>> Start THE RECORDS
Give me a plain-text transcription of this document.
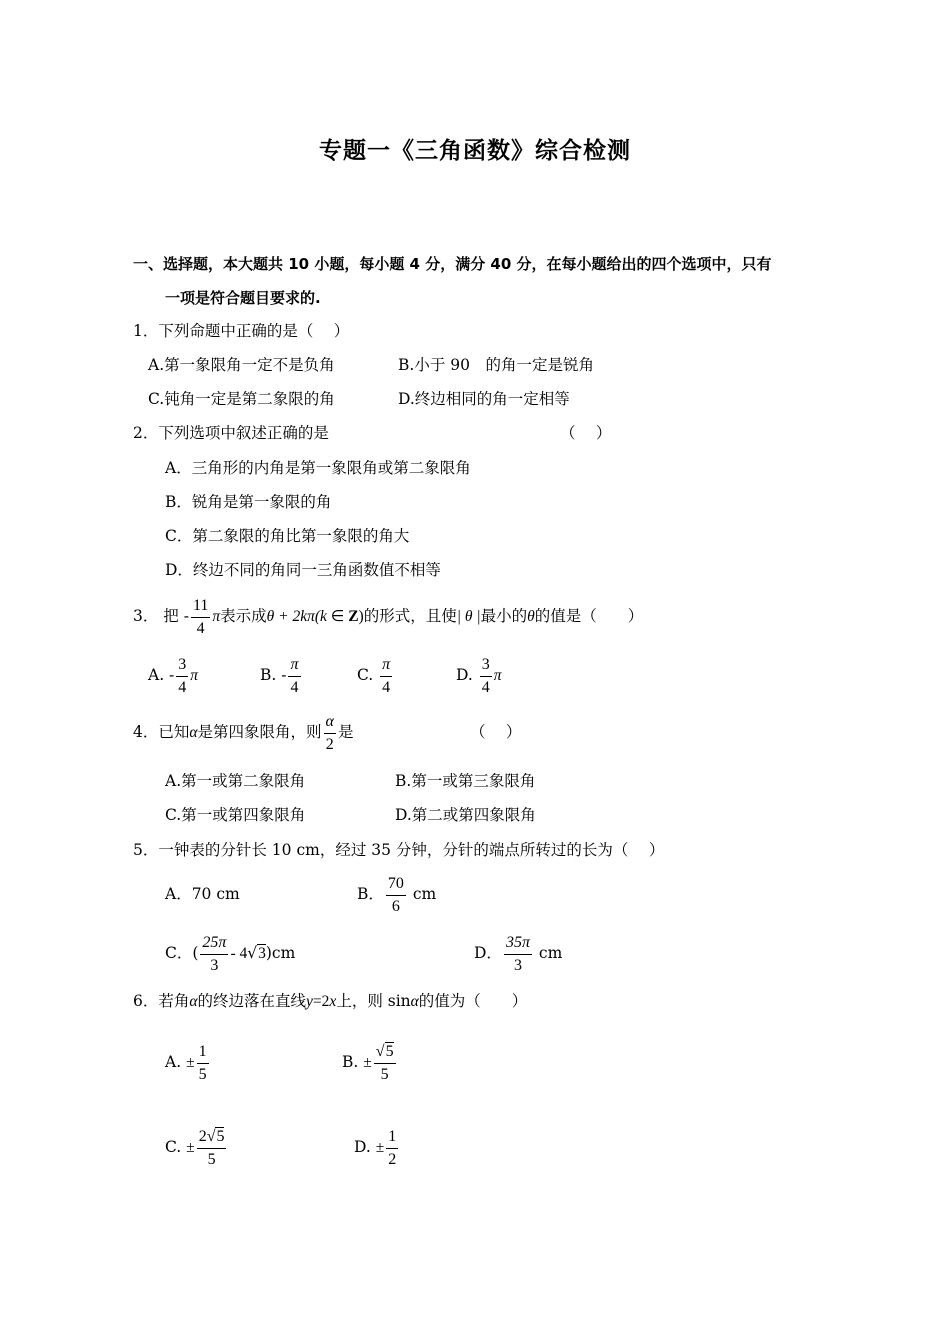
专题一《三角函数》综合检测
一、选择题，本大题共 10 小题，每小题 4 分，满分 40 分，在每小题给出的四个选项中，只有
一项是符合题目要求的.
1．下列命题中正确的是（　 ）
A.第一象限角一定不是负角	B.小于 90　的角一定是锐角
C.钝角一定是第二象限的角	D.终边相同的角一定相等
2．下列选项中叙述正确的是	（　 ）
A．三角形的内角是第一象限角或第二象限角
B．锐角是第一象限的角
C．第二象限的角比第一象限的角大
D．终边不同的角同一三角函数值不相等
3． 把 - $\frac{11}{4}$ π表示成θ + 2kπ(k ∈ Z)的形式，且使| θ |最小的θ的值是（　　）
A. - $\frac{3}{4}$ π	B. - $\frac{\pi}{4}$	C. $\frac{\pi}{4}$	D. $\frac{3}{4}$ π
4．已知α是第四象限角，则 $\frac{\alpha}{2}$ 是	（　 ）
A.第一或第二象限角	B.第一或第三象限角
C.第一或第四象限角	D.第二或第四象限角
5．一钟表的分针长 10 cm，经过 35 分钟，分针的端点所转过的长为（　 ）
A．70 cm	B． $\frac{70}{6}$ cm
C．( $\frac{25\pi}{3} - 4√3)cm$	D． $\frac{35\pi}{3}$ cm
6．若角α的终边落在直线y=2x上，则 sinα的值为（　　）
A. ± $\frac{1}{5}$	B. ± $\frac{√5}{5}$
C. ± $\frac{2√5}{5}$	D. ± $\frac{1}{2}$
>> End THE RECORDS
>> Start THE RECORDS
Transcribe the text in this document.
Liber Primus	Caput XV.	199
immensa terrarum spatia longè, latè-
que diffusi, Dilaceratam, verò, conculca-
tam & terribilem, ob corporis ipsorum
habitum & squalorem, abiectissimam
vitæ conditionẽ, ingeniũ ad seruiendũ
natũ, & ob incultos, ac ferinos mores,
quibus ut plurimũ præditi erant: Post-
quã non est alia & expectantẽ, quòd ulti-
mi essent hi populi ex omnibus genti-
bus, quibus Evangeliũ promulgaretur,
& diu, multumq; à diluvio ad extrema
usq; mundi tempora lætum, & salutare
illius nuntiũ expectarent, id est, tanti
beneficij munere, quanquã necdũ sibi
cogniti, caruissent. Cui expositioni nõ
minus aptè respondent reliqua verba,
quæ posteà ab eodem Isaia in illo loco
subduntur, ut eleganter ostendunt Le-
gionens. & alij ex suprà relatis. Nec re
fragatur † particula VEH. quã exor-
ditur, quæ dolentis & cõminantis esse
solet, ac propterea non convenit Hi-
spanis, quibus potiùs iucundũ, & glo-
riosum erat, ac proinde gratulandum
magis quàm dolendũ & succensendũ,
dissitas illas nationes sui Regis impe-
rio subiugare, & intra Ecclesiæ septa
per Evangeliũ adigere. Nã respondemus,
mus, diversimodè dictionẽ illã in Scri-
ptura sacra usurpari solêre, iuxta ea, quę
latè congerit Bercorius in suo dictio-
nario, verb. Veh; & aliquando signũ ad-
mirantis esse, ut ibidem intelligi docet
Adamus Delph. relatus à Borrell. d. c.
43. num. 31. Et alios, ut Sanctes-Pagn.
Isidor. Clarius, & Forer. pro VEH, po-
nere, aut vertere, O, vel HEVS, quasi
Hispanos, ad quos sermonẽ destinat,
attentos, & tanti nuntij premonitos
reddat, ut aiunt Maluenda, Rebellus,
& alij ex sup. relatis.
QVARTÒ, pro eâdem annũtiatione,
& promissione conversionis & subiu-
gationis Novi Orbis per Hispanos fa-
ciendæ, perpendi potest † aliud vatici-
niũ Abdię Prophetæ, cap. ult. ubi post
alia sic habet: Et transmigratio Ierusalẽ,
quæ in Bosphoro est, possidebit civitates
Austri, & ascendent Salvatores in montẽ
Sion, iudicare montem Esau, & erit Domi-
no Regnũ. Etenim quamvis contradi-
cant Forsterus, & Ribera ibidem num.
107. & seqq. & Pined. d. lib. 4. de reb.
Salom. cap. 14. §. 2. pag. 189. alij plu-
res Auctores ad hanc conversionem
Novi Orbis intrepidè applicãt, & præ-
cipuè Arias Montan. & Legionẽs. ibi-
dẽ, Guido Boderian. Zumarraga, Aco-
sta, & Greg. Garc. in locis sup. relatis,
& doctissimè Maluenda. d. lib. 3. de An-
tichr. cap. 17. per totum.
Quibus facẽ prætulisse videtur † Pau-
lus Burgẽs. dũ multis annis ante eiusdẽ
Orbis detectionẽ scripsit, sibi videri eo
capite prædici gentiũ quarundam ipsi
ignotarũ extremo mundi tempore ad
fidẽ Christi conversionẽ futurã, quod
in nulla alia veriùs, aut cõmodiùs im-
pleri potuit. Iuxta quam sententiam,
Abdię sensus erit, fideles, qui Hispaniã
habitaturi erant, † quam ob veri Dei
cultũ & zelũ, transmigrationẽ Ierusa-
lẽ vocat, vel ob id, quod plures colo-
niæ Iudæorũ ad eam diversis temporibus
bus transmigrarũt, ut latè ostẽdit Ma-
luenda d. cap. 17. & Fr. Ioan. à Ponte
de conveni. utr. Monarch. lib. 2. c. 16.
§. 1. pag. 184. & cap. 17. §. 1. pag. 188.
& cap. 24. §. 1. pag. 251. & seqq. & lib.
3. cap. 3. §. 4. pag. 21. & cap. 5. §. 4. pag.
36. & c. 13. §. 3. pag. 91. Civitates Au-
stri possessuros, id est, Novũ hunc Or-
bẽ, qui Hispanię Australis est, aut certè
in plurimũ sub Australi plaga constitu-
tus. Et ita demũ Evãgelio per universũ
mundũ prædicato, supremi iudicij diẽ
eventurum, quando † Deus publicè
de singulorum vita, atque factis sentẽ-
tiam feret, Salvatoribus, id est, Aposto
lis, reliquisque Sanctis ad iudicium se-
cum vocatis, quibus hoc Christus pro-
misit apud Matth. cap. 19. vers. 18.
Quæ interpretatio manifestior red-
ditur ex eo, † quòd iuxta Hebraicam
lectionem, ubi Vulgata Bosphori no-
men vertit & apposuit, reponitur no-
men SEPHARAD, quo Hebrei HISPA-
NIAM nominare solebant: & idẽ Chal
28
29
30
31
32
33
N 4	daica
>> End THE RECORDS
| EXERCISE |
Find the word "ibidem" in the records and pull out each line that has it.

| WRITTEN SOLUTION |
mirantis esse, ut ibidem intelligi docet
cant Forsterus, & Ribera ibidem num.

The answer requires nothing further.